* _To be done_
Could you switch "marker" to "dot" everywhere in the stretch of the data from the line containing "marker <box>336 139 352 154</box>" through the line containing "legend-label-superscript: ad <box>621", then return those lines with nothing else altered?

--- START Exercise input ---

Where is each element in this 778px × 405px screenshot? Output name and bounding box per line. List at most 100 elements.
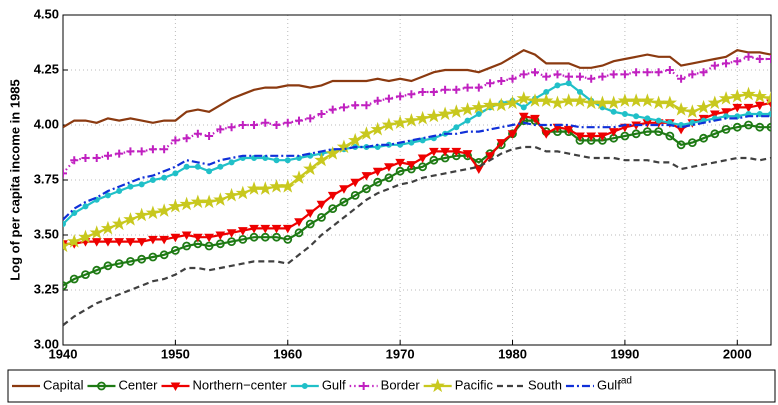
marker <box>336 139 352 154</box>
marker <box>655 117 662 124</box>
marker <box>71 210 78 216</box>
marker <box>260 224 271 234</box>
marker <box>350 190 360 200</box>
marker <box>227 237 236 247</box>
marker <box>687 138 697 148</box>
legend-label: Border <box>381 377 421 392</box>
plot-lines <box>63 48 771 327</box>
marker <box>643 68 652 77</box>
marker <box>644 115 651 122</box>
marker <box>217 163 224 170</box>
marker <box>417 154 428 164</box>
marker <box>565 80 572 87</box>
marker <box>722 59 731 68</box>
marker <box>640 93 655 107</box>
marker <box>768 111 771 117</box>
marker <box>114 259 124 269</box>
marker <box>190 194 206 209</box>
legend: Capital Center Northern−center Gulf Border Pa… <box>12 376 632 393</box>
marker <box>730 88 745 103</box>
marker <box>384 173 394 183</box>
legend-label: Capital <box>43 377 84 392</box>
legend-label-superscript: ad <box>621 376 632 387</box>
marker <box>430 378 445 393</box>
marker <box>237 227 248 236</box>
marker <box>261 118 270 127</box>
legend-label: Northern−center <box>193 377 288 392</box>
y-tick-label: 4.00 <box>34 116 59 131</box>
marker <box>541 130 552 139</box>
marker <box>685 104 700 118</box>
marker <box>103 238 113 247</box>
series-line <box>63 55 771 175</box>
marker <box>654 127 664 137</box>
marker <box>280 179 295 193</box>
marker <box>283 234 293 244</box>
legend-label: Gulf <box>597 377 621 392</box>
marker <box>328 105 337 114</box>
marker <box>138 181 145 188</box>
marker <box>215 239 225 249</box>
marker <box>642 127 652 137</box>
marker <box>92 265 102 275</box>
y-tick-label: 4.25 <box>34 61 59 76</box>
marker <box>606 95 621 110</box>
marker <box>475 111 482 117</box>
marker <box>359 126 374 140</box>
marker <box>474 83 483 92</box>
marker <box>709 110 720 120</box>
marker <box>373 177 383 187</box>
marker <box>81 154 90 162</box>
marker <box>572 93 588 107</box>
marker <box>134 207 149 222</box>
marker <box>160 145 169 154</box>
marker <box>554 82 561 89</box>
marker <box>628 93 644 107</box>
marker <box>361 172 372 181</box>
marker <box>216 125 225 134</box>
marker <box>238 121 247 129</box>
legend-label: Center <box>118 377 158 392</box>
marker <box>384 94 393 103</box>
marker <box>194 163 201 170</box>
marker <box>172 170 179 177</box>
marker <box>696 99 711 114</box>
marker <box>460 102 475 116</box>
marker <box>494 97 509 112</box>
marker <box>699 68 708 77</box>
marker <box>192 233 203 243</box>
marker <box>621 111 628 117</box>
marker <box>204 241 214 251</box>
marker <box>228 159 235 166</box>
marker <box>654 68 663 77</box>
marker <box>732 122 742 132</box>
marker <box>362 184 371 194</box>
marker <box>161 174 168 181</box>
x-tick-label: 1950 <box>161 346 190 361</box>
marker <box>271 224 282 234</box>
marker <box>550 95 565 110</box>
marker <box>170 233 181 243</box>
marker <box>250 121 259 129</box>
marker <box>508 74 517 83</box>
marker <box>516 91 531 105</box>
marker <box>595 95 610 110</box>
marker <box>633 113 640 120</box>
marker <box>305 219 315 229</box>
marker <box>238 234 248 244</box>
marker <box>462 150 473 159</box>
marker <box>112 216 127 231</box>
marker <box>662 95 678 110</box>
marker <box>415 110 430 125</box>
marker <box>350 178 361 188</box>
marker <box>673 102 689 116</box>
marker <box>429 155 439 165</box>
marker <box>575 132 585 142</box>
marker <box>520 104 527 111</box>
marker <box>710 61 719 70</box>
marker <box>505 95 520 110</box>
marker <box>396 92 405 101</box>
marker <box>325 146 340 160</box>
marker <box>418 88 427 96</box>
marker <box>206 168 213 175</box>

--- END Exercise input ---
--- START Exercise input ---

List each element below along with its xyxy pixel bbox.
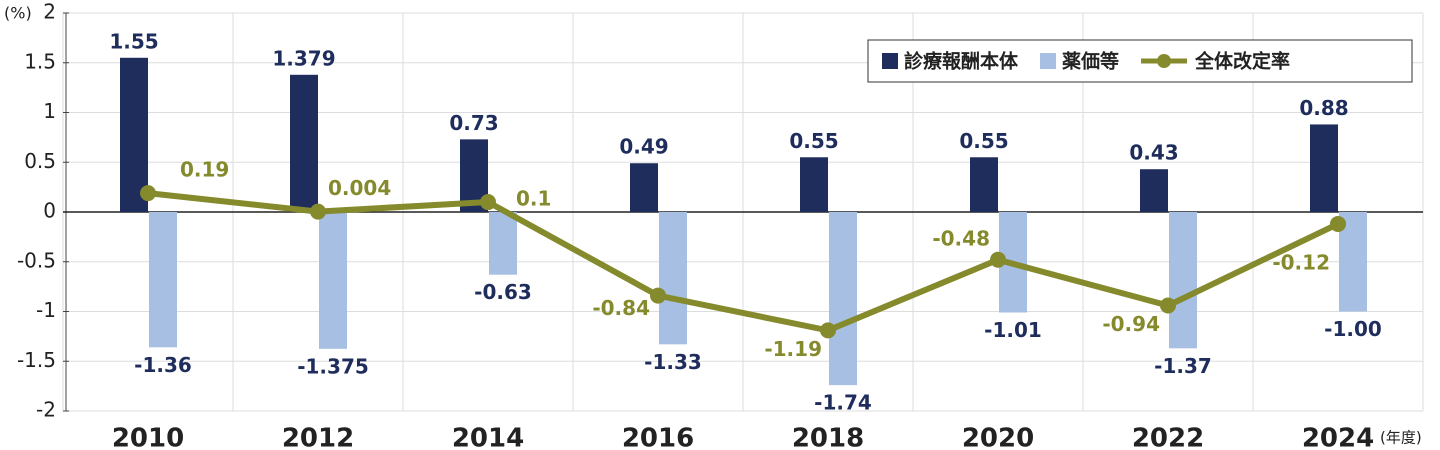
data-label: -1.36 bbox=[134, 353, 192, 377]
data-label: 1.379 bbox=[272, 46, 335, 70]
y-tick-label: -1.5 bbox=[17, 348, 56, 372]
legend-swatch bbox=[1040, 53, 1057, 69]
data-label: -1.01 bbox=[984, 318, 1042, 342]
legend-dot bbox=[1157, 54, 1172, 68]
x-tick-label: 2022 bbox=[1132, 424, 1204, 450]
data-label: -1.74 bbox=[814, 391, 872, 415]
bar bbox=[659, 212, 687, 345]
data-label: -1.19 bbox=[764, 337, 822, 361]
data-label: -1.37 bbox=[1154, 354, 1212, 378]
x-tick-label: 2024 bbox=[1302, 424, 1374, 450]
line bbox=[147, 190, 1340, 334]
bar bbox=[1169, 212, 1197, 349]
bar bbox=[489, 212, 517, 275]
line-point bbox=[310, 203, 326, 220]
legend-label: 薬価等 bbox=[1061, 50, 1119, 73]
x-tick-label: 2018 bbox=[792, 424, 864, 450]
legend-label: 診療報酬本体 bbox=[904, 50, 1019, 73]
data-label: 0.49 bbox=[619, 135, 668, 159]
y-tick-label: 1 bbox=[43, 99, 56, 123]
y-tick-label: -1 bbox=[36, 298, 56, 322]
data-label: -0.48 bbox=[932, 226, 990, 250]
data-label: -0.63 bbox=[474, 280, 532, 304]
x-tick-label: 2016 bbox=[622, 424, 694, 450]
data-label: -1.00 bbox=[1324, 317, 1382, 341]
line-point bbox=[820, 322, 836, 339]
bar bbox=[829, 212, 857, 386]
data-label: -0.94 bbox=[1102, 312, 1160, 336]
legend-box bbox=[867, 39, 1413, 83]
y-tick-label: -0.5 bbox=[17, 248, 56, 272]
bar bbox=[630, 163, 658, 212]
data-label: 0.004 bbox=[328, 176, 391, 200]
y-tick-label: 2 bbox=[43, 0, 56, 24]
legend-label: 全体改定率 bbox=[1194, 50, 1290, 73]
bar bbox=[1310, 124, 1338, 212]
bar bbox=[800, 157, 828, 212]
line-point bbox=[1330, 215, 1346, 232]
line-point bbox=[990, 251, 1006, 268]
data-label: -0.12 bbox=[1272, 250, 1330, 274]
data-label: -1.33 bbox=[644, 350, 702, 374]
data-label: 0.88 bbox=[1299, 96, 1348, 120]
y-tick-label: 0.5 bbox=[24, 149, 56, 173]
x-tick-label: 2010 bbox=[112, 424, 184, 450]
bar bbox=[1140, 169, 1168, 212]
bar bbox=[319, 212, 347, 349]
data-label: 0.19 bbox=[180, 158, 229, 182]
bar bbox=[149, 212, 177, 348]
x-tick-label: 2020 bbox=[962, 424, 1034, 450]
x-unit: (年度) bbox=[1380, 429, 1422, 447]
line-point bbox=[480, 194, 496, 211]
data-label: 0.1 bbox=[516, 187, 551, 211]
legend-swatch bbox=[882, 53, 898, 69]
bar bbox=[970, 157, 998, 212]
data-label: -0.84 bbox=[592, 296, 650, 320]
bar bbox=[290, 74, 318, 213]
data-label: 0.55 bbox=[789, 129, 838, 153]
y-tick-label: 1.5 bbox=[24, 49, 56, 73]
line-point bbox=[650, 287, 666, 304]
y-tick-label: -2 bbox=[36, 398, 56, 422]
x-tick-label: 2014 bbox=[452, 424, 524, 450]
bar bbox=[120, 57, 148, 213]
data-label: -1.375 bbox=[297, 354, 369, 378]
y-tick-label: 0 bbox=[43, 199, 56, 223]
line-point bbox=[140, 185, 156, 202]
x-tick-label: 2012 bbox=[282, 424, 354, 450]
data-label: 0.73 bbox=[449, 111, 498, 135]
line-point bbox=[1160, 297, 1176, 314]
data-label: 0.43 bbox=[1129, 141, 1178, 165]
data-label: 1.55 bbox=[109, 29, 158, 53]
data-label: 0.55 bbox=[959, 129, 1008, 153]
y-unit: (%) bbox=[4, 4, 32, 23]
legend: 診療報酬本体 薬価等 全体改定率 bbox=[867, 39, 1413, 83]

--- END Exercise input ---

* _Answer in full_
dot <box>336 139 352 154</box>
dot <box>655 117 662 124</box>
dot <box>71 210 78 216</box>
dot <box>260 224 271 234</box>
dot <box>350 190 360 200</box>
dot <box>227 237 236 247</box>
dot <box>687 138 697 148</box>
legend-label: Border <box>381 377 421 392</box>
plot-lines <box>63 48 771 327</box>
dot <box>643 68 652 77</box>
dot <box>644 115 651 122</box>
dot <box>217 163 224 170</box>
dot <box>417 154 428 164</box>
dot <box>565 80 572 87</box>
dot <box>722 59 731 68</box>
dot <box>640 93 655 107</box>
dot <box>768 111 771 117</box>
dot <box>114 259 124 269</box>
dot <box>190 194 206 209</box>
legend: Capital Center Northern−center Gulf Border Pa… <box>12 376 632 393</box>
dot <box>730 88 745 103</box>
dot <box>384 173 394 183</box>
legend-label: Capital <box>43 377 84 392</box>
legend-label-superscript: ad <box>621 376 632 387</box>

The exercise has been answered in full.